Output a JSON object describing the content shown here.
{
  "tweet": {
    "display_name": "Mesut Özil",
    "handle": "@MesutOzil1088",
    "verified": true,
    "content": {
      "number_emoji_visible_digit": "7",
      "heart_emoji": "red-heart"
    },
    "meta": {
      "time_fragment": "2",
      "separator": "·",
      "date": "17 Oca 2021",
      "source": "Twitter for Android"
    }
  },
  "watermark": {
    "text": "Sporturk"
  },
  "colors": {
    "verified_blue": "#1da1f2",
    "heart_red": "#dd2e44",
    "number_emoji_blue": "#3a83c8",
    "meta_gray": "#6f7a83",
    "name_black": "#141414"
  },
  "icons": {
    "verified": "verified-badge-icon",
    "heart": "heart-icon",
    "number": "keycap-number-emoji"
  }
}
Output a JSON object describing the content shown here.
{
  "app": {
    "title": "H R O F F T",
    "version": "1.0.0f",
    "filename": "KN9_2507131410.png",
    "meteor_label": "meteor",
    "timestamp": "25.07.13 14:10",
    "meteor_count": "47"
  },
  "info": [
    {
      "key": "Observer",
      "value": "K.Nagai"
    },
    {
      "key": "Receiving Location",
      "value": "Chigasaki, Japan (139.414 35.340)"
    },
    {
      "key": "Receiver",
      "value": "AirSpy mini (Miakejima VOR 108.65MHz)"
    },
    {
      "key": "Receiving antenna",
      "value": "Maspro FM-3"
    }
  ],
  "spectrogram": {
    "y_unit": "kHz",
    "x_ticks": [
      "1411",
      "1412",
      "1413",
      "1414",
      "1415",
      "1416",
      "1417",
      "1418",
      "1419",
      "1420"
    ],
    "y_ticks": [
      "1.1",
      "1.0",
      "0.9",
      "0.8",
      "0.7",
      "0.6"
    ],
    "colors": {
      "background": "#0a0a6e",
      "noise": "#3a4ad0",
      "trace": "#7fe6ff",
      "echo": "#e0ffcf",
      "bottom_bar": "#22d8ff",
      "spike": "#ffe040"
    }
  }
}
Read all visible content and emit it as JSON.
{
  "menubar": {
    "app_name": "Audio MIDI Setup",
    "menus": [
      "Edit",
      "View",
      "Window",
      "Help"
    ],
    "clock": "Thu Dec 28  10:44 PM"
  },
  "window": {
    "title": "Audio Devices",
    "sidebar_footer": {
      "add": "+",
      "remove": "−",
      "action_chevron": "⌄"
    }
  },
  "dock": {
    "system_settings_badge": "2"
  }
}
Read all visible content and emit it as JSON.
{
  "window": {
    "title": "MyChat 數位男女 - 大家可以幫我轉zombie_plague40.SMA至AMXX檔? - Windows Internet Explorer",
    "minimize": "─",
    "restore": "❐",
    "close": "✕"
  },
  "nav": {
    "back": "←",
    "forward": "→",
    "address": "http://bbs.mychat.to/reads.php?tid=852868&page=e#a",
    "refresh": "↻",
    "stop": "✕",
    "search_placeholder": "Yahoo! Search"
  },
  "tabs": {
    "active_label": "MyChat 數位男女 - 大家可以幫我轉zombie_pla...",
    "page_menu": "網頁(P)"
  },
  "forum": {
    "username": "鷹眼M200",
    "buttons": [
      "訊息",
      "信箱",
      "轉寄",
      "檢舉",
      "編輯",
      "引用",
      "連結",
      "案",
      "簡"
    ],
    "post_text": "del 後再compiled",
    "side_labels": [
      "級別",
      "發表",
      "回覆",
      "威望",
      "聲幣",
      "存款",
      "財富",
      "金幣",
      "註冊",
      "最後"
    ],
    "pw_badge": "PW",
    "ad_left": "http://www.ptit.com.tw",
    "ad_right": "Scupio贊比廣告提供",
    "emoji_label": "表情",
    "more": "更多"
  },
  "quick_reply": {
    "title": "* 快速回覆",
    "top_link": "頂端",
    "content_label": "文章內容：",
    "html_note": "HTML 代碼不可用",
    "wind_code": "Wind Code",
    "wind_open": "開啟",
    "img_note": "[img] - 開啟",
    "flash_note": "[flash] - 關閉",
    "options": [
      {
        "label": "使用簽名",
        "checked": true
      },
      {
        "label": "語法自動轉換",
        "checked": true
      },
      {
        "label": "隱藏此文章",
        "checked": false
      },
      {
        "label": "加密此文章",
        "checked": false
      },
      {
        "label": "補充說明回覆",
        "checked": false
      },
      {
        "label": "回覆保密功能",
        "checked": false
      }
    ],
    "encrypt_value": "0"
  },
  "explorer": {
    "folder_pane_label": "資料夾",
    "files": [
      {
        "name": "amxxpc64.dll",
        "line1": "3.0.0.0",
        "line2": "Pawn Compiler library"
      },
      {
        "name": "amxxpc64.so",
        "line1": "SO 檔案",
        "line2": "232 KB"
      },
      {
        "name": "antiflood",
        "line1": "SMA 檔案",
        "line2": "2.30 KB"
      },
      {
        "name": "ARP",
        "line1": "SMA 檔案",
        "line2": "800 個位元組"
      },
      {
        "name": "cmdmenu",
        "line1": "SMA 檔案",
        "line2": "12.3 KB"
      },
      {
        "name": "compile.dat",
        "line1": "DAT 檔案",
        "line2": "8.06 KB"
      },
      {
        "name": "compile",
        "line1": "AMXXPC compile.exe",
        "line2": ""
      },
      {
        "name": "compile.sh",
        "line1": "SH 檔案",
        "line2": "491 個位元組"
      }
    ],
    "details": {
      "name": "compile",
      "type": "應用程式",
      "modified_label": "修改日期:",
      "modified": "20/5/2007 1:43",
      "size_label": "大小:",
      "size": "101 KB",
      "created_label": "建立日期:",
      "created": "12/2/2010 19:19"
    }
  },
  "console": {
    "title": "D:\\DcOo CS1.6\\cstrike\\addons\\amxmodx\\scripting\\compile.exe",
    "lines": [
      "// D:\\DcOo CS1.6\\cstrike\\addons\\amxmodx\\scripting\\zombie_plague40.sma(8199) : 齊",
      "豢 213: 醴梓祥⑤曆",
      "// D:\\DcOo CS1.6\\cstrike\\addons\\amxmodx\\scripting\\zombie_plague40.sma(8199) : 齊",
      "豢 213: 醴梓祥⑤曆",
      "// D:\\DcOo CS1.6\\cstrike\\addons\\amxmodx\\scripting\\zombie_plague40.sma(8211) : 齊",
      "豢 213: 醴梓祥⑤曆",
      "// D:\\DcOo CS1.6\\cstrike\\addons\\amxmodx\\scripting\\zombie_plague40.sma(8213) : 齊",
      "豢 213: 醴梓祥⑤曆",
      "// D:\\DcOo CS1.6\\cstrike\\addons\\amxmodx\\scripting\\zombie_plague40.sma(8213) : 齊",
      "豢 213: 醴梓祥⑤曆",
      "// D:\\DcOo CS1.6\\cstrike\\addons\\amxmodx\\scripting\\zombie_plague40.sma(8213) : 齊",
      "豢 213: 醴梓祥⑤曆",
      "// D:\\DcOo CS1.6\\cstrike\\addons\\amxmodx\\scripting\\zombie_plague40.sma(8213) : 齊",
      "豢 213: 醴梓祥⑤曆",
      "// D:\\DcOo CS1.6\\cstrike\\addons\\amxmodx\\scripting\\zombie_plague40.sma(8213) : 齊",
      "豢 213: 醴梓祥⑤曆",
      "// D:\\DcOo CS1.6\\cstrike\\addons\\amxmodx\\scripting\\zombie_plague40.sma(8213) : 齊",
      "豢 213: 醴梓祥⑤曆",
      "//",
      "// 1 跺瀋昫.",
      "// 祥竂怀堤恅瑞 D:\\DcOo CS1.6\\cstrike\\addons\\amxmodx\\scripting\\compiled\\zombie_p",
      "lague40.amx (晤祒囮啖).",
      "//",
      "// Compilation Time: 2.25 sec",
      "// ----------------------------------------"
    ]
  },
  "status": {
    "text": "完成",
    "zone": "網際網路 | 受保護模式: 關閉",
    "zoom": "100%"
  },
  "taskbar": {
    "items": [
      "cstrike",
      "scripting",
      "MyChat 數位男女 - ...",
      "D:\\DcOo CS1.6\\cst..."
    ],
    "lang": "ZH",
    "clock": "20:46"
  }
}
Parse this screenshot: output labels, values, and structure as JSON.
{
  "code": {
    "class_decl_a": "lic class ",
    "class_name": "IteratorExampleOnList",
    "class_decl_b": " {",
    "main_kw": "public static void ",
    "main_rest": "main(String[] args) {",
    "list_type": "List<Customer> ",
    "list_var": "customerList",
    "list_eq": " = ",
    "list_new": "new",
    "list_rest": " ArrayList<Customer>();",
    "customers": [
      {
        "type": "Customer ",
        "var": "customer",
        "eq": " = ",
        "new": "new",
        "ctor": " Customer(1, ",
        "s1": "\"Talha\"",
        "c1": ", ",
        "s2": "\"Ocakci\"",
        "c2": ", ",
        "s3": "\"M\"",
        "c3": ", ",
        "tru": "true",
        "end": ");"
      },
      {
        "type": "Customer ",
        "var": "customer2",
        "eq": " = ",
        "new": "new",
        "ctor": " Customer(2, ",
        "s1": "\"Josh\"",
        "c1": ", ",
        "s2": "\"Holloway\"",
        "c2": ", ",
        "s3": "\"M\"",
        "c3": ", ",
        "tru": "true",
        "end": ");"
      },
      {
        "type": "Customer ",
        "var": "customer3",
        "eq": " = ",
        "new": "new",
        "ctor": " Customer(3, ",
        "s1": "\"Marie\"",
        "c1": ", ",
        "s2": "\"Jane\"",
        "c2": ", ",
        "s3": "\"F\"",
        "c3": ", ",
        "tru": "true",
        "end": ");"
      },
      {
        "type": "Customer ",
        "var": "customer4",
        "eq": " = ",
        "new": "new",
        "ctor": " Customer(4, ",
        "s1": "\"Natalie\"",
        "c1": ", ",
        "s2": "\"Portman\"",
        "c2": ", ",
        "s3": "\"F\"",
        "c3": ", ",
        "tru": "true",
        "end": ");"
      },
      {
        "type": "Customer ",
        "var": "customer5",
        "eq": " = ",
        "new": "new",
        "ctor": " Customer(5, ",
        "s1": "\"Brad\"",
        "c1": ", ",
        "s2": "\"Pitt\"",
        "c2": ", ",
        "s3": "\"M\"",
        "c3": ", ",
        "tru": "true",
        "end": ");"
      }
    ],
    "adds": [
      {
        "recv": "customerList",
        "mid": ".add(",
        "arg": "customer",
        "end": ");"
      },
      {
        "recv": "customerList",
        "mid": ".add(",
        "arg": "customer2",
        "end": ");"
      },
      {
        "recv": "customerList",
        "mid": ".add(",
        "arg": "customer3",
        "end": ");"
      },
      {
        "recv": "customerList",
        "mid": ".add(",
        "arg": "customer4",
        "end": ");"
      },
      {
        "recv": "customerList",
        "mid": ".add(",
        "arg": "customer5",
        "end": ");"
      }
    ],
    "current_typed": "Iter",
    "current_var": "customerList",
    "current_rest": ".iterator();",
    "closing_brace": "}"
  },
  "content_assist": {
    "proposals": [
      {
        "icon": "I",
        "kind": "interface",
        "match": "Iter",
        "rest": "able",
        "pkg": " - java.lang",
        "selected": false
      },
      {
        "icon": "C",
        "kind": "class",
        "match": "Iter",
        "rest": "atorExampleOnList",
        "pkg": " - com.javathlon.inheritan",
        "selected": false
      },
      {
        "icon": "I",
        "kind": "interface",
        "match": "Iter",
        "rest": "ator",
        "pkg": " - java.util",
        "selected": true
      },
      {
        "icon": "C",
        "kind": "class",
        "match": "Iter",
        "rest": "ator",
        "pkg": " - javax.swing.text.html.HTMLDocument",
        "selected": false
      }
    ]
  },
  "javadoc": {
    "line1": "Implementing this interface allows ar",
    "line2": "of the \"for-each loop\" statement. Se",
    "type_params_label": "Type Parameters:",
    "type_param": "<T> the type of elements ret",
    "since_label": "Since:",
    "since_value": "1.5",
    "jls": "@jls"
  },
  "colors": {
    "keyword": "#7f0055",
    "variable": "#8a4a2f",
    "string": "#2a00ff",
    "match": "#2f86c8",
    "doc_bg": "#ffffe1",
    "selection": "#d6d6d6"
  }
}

The problem
From the records, copy every line that has the string "數位男女" in it.

Final result
    "title": "MyChat 數位男女 - 大家可以幫我轉zombie_plague40.SMA至AMXX檔? - Windows Internet Explorer",
    "active_label": "MyChat 數位男女 - 大家可以幫我轉zombie_pla...",
      "MyChat 數位男女 - ...",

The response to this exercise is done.